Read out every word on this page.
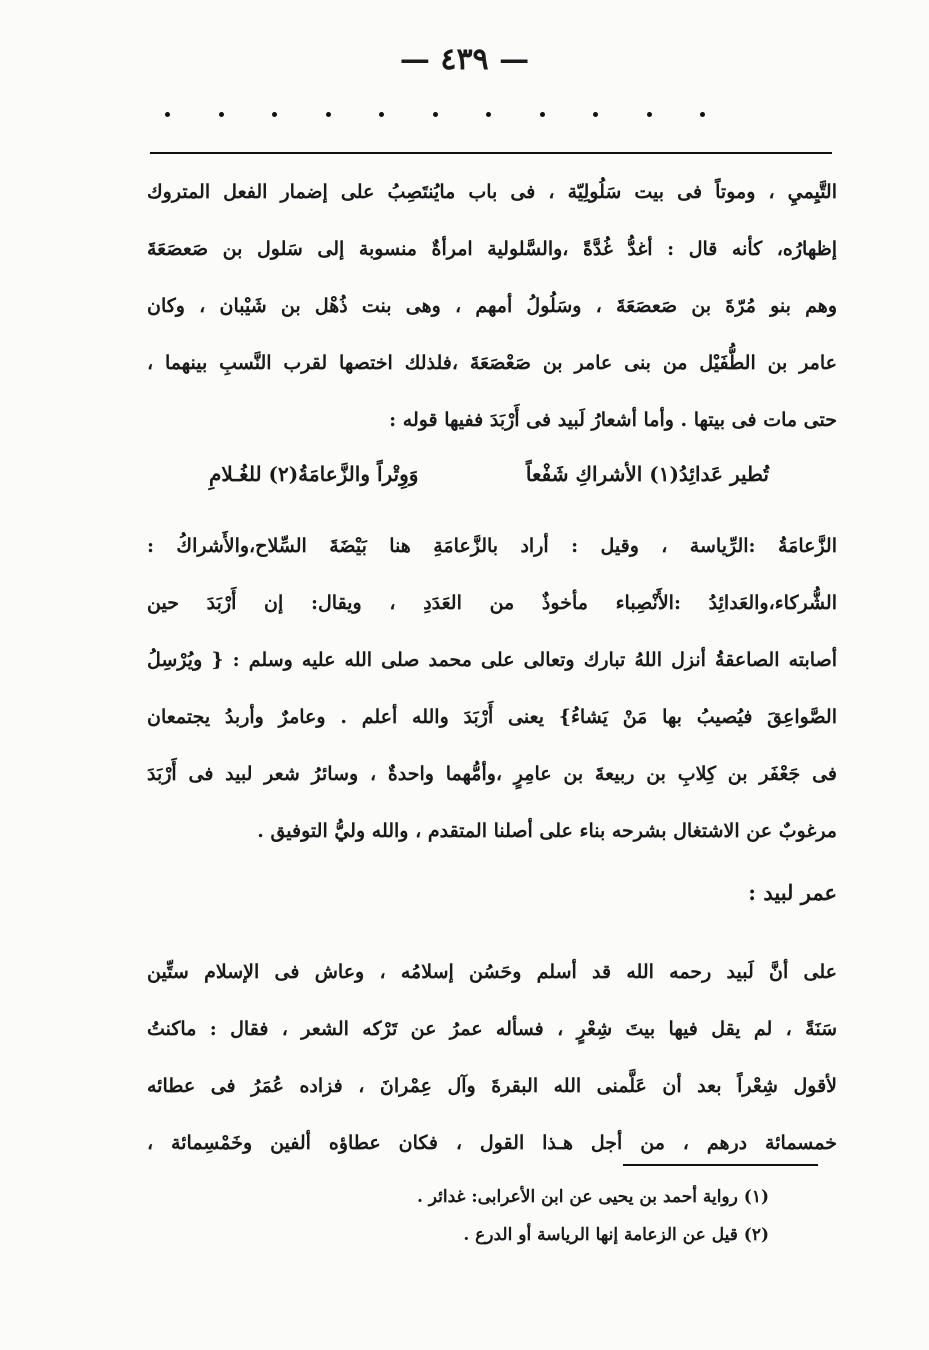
— ٤٣٩ —
التَّيِميِ ، وموتاً فى بيت سَلُولِيّة ، فى باب مايُنتَصِبُ على إضمار الفعل المتروك
إظهارُه، كأنه قال : أغدُّ غُدَّةً ،والسَّلولية امرأةٌ منسوبة إلى سَلول بن صَعصَعَةَ
وهم بنو مُرّةَ بن صَعصَعَةَ ، وسَلُولُ أمهم ، وهى بنت ذُهْل بن شَيْبان ، وكان
عامر بن الطُّفَيْل من بنى عامر بن صَعْصَعَةَ ،فلذلك اختصها لقرب النَّسبِ بينهما ،
حتى مات فى بيتها . وأما أشعارُ لَبيد فى أَرْبَدَ ففيها قوله :
تُطير عَدائِدُ(١) الأشراكِ شَفْعاً
وَوِتْراً والزَّعامَةُ(٢) للغُـلامِ
الزَّعامَةُ :الرِّياسة ، وقيل : أراد بالزَّعامَةِ هنا بَيْضَةَ السِّلاح،والأَشراكُ :
الشُّركاء،والعَدائِدُ :الأَنْصِباء مأخوذٌ من العَدَدِ ، ويقال: إن أَرْبَدَ حين
أصابته الصاعقةُ أنزل اللهُ تبارك وتعالى على محمد صلى الله عليه وسلم : { ويُرْسِلُ
الصَّواعِقَ فيُصيبُ بها مَنْ يَشاءُ} يعنى أَرْبَدَ والله أعلم . وعامرٌ وأربدُ يجتمعان
فى جَعْفَر بن كِلابِ بن ربيعةَ بن عامِرٍ ،وأمُّهما واحدةٌ ، وسائرُ شعر لبيد فى أَرْبَدَ
مرغوبٌ عن الاشتغال بشرحه بناء على أصلنا المتقدم ، والله وليُّ التوفيق .
عمر لبيد :
على أنَّ لَبيد رحمه الله قد أسلم وحَسُن إسلامُه ، وعاش فى الإسلام ستِّين
سَنَةً ، لم يقل فيها بيتَ شِعْرٍ ، فسأله عمرُ عن تَرْكه الشعر ، فقال : ماكنتُ
لأقول شِعْراً بعد أن عَلَّمنى الله البقرةَ وآل عِمْرانَ ، فزاده عُمَرُ فى عطائه
خمسمائة درهم ، من أجل هـذا القول ، فكان عطاؤه ألفين وخَمْسِمائة ،
(١) رواية أحمد بن يحيى عن ابن الأعرابى: غدائر .
(٢) قيل عن الزعامة إنها الرياسة أو الدرع .
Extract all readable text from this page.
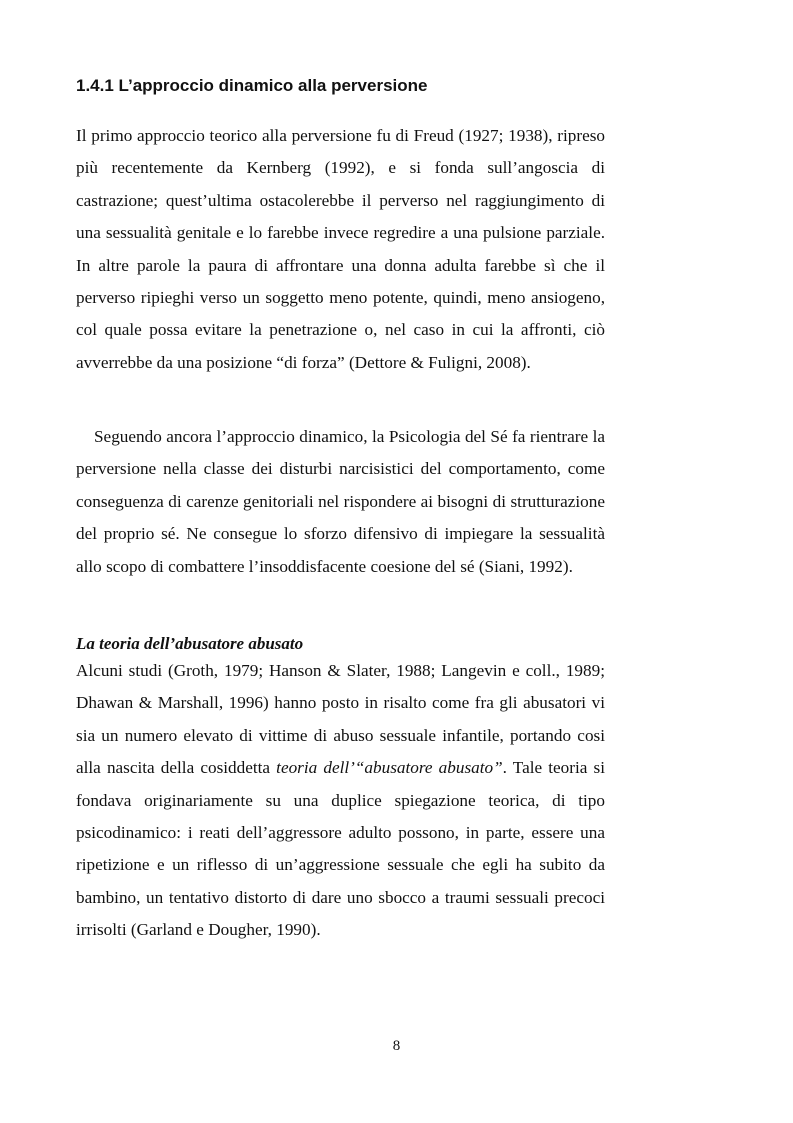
1.4.1 L’approccio dinamico alla perversione

Il primo approccio teorico alla perversione fu di Freud (1927; 1938), ripreso più recentemente da Kernberg (1992), e si fonda sull’angoscia di castrazione; quest’ultima ostacolerebbe il perverso nel raggiungimento di una sessualità genitale e lo farebbe invece regredire a una pulsione parziale. In altre parole la paura di affrontare una donna adulta farebbe sì che il perverso ripieghi verso un soggetto meno potente, quindi, meno ansiogeno, col quale possa evitare la penetrazione o, nel caso in cui la affronti, ciò avverrebbe da una posizione “di forza” (Dettore & Fuligni, 2008).

Seguendo ancora l’approccio dinamico, la Psicologia del Sé fa rientrare la perversione nella classe dei disturbi narcisistici del comportamento, come conseguenza di carenze genitoriali nel rispondere ai bisogni di strutturazione del proprio sé. Ne consegue lo sforzo difensivo di impiegare la sessualità allo scopo di combattere l’insoddisfacente coesione del sé (Siani, 1992).

La teoria dell’abusatore abusato

Alcuni studi (Groth, 1979; Hanson & Slater, 1988; Langevin e coll., 1989; Dhawan & Marshall, 1996) hanno posto in risalto come fra gli abusatori vi sia un numero elevato di vittime di abuso sessuale infantile, portando cosi alla nascita della cosiddetta teoria dell’“abusatore abusato”. Tale teoria si fondava originariamente su una duplice spiegazione teorica, di tipo psicodinamico: i reati dell’aggressore adulto possono, in parte, essere una ripetizione e un riflesso di un’aggressione sessuale che egli ha subito da bambino, un tentativo distorto di dare uno sbocco a traumi sessuali precoci irrisolti (Garland e Dougher, 1990).

8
______________________________
Written exercise :: Copy every entry exactly as written. Pictures are excluded.

Task solution ::
Read out every word on this page.
— ٤٣٩ —
التَّيِميِ ، وموتاً فى بيت سَلُولِيّة ، فى باب مايُنتَصِبُ على إضمار الفعل المتروك
إظهارُه، كأنه قال : أغدُّ غُدَّةً ،والسَّلولية امرأةٌ منسوبة إلى سَلول بن صَعصَعَةَ
وهم بنو مُرّةَ بن صَعصَعَةَ ، وسَلُولُ أمهم ، وهى بنت ذُهْل بن شَيْبان ، وكان
عامر بن الطُّفَيْل من بنى عامر بن صَعْصَعَةَ ،فلذلك اختصها لقرب النَّسبِ بينهما ،
حتى مات فى بيتها . وأما أشعارُ لَبيد فى أَرْبَدَ ففيها قوله :
تُطير عَدائِدُ(١) الأشراكِ شَفْعاً
وَوِتْراً والزَّعامَةُ(٢) للغُـلامِ
الزَّعامَةُ :الرِّياسة ، وقيل : أراد بالزَّعامَةِ هنا بَيْضَةَ السِّلاح،والأَشراكُ :
الشُّركاء،والعَدائِدُ :الأَنْصِباء مأخوذٌ من العَدَدِ ، ويقال: إن أَرْبَدَ حين
أصابته الصاعقةُ أنزل اللهُ تبارك وتعالى على محمد صلى الله عليه وسلم : { ويُرْسِلُ
الصَّواعِقَ فيُصيبُ بها مَنْ يَشاءُ} يعنى أَرْبَدَ والله أعلم . وعامرٌ وأربدُ يجتمعان
فى جَعْفَر بن كِلابِ بن ربيعةَ بن عامِرٍ ،وأمُّهما واحدةٌ ، وسائرُ شعر لبيد فى أَرْبَدَ
مرغوبٌ عن الاشتغال بشرحه بناء على أصلنا المتقدم ، والله وليُّ التوفيق .
عمر لبيد :
على أنَّ لَبيد رحمه الله قد أسلم وحَسُن إسلامُه ، وعاش فى الإسلام ستِّين
سَنَةً ، لم يقل فيها بيتَ شِعْرٍ ، فسأله عمرُ عن تَرْكه الشعر ، فقال : ماكنتُ
لأقول شِعْراً بعد أن عَلَّمنى الله البقرةَ وآل عِمْرانَ ، فزاده عُمَرُ فى عطائه
خمسمائة درهم ، من أجل هـذا القول ، فكان عطاؤه ألفين وخَمْسِمائة ،
(١) رواية أحمد بن يحيى عن ابن الأعرابى: غدائر .
(٢) قيل عن الزعامة إنها الرياسة أو الدرع .
Extract all readable text from this page.
1.4.1 L’approccio dinamico alla perversione

Il primo approccio teorico alla perversione fu di Freud (1927; 1938), ripreso più recentemente da Kernberg (1992), e si fonda sull’angoscia di castrazione; quest’ultima ostacolerebbe il perverso nel raggiungimento di una sessualità genitale e lo farebbe invece regredire a una pulsione parziale. In altre parole la paura di affrontare una donna adulta farebbe sì che il perverso ripieghi verso un soggetto meno potente, quindi, meno ansiogeno, col quale possa evitare la penetrazione o, nel caso in cui la affronti, ciò avverrebbe da una posizione “di forza” (Dettore & Fuligni, 2008).

Seguendo ancora l’approccio dinamico, la Psicologia del Sé fa rientrare la perversione nella classe dei disturbi narcisistici del comportamento, come conseguenza di carenze genitoriali nel rispondere ai bisogni di strutturazione del proprio sé. Ne consegue lo sforzo difensivo di impiegare la sessualità allo scopo di combattere l’insoddisfacente coesione del sé (Siani, 1992).

La teoria dell’abusatore abusato

Alcuni studi (Groth, 1979; Hanson & Slater, 1988; Langevin e coll., 1989; Dhawan & Marshall, 1996) hanno posto in risalto come fra gli abusatori vi sia un numero elevato di vittime di abuso sessuale infantile, portando cosi alla nascita della cosiddetta teoria dell’“abusatore abusato”. Tale teoria si fondava originariamente su una duplice spiegazione teorica, di tipo psicodinamico: i reati dell’aggressore adulto possono, in parte, essere una ripetizione e un riflesso di un’aggressione sessuale che egli ha subito da bambino, un tentativo distorto di dare uno sbocco a traumi sessuali precoci irrisolti (Garland e Dougher, 1990).

8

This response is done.